=== Exercise ===
From the listing below, extract each line containing the string "تتمثل".

=== Given records ===
━━━

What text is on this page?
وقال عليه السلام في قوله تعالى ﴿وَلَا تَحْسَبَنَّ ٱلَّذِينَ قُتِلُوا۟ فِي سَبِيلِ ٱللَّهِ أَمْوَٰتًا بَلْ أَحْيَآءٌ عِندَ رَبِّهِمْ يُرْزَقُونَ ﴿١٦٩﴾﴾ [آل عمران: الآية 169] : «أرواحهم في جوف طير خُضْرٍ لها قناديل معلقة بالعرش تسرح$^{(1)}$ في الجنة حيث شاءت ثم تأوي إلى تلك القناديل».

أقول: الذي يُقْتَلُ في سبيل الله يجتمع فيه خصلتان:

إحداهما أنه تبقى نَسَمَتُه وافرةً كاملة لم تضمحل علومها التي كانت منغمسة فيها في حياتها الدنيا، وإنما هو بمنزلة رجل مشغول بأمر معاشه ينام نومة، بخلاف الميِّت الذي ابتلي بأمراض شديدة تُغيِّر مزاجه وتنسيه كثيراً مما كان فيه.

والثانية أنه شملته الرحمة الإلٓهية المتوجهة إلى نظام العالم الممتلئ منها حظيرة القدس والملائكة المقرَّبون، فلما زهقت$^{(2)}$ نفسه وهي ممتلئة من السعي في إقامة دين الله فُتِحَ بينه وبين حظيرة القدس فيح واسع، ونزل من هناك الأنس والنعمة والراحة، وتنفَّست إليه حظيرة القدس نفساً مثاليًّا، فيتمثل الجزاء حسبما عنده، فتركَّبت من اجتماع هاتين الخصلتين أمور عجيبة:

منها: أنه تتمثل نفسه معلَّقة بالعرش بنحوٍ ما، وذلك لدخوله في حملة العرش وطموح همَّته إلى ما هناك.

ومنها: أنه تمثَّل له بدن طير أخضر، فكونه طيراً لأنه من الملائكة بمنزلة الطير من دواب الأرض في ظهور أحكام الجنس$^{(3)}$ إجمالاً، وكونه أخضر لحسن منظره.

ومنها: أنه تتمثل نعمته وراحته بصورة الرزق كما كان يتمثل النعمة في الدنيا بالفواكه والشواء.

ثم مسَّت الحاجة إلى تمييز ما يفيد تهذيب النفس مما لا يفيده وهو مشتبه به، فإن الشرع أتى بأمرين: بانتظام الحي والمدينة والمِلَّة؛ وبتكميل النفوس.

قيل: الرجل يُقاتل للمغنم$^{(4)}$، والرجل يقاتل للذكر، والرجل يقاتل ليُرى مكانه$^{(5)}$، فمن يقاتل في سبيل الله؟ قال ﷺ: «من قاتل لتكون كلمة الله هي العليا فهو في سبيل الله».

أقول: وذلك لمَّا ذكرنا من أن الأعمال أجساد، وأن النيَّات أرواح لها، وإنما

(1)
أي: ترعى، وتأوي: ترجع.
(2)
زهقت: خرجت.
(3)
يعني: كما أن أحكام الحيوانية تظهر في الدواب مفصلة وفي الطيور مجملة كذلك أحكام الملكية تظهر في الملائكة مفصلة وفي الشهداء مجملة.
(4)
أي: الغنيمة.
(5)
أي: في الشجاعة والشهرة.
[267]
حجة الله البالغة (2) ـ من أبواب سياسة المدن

━━━

=== Result ===
منها: أنه تتمثل نفسه معلَّقة بالعرش بنحوٍ ما، وذلك لدخوله في حملة العرش وطموح همَّته إلى ما هناك.
ومنها: أنه تتمثل نعمته وراحته بصورة الرزق كما كان يتمثل النعمة في الدنيا بالفواكه والشواء.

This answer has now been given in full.